▶ **The problem**
All of the data that follows should be retyped exactly, please, except the pictures.
>> Start Given records
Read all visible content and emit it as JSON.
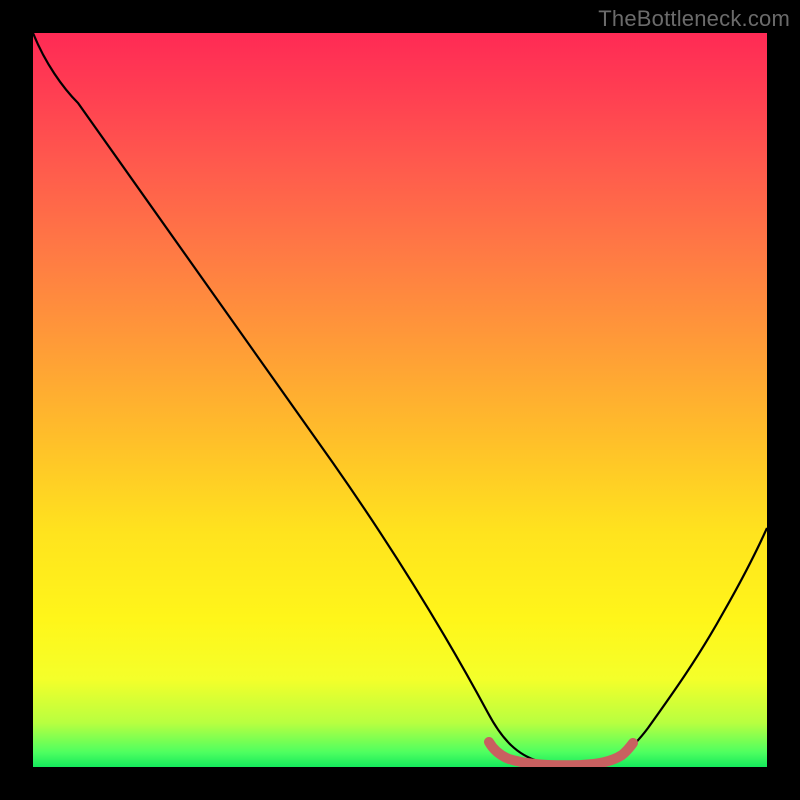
{
  "watermark": "TheBottleneck.com",
  "chart_data": {
    "type": "line",
    "title": "",
    "xlabel": "",
    "ylabel": "",
    "xlim": [
      0,
      100
    ],
    "ylim": [
      0,
      100
    ],
    "series": [
      {
        "name": "bottleneck-curve",
        "x": [
          0,
          5,
          10,
          20,
          30,
          40,
          50,
          60,
          63,
          67,
          72,
          77,
          80,
          85,
          90,
          95,
          100
        ],
        "y": [
          100,
          95,
          91,
          79,
          65,
          51,
          37,
          20,
          10,
          4,
          1,
          0.5,
          1,
          5,
          15,
          28,
          41
        ]
      },
      {
        "name": "optimal-region",
        "x": [
          63,
          67,
          72,
          77,
          80
        ],
        "y": [
          2,
          1,
          0.5,
          0.5,
          1.5
        ]
      }
    ],
    "colors": {
      "curve": "#000000",
      "optimal_marker": "#c86060",
      "gradient_top": "#ff2a55",
      "gradient_bottom": "#14e95c"
    }
  }
}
>> End Given records
▶ **Response to this exercise**
Read all visible content and emit it as JSON.
{
  "watermark": "TheBottleneck.com",
  "chart_data": {
    "type": "line",
    "title": "",
    "xlabel": "",
    "ylabel": "",
    "xlim": [
      0,
      100
    ],
    "ylim": [
      0,
      100
    ],
    "series": [
      {
        "name": "bottleneck-curve",
        "x": [
          0,
          5,
          10,
          20,
          30,
          40,
          50,
          60,
          63,
          67,
          72,
          77,
          80,
          85,
          90,
          95,
          100
        ],
        "y": [
          100,
          95,
          91,
          79,
          65,
          51,
          37,
          20,
          10,
          4,
          1,
          0.5,
          1,
          5,
          15,
          28,
          41
        ]
      },
      {
        "name": "optimal-region",
        "x": [
          63,
          67,
          72,
          77,
          80
        ],
        "y": [
          2,
          1,
          0.5,
          0.5,
          1.5
        ]
      }
    ],
    "colors": {
      "curve": "#000000",
      "optimal_marker": "#c86060",
      "gradient_top": "#ff2a55",
      "gradient_bottom": "#14e95c"
    }
  }
}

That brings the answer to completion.